# [課題の内容]
(a) パセリについての文章の「究極はアメリカのスーパーなら」から「フラットブレッド ・・・2 枚(ナーン、ピタなど。なければバゲットなどでもOK)」までの部分を、「魚のフライ」を「鶏のから揚げ」に書き換えて示すこと。
(b) パセリについての文章で、アメリカに来て筆者のパセリへの印象が一変した理由を、文章に書かれているとおりに説明すること。

そんなパセリなのだが、アメリカに来て印象が一変してしまった。肉や魚にかけるソース、サラダ、スープ、パスタ、サルサなどなどあらゆる料理に使われているのである。どれだけ使われているかはスーパーに行けばすぐにわかる。日本でなじみのちりちりパセリも、平べったい葉のイタリアンパセリも、パクチーも茎付きの束で売っている。重量はたぶん60gくらい。しかも3ドルほどと安い。この量はハーブとか薬味とかという概念をはるかに超えている。
究極はアメリカのスーパーならどこでも売っている中東のサラダ、タブーレ(英語ではタブーリー)だ。このサラダの主役はパセリ、つまりパセリのサラダである。タブーレを作るにはアメリカンサイズの1束パセリが必要なのだ。タブーレはピタブレッドかなんかにのせて食べると最高にうまい。
材料と作り方
○材料(2人前)
魚のフライ・・・80〜100g 程度のもの2切れ(白身魚、アジ、サバ、サーモンなど)
フラットブレッド ・・・2 枚(ナーン、ピタなど。なければバゲットなどでもOK)
ルッコラ ・・・適量
ブルグルなし簡略タブーレ(A)・・・ 好みの量(※1)
ヨーグルト・タヒニソース(B)・・・ 好みの量(※2)
(A)ブルグルなし簡略タブーレ
パセリ(可能ならイタリアンパセリ)・・・みじん切り大さじ5
生ミントの葉(オプション、なければパセリを増やす)・・・大さじ3
トマト・・・小1/2個(小さなサイコロ)

# [資料の抜粋]

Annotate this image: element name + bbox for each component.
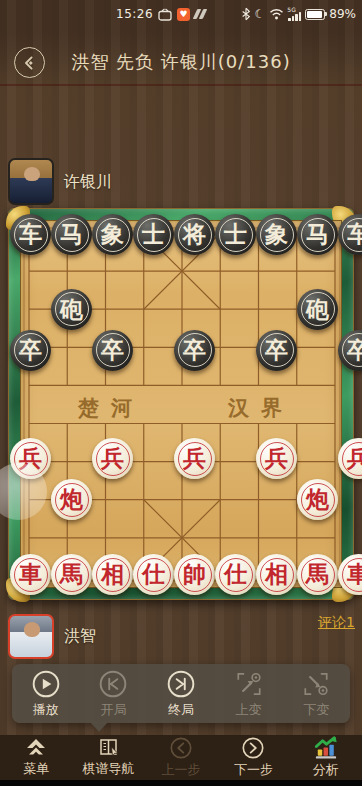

# [解答一覧]
(a)
究極はアメリカのスーパーならどこでも売っている中東のサラダ、タブーレ(英語ではタブーリー)だ。このサラダの主役はパセリ、つまりパセリのサラダである。タブーレを作るにはアメリカンサイズの1束パセリが必要なのだ。タブーレはピタブレッドかなんかにのせて食べると最高にうまい。
材料と作り方
○材料(2人前)
鶏のから揚げ・・・80〜100g 程度のもの2切れ(白身魚、アジ、サバ、サーモンなど)
フラットブレッド ・・・2 枚(ナーン、ピタなど。なければバゲットなどでもOK)

(b) アメリカでは、パセリが肉や魚にかけるソース、サラダ、スープ、パスタ、サルサなど、あらゆる料理に使われているからである。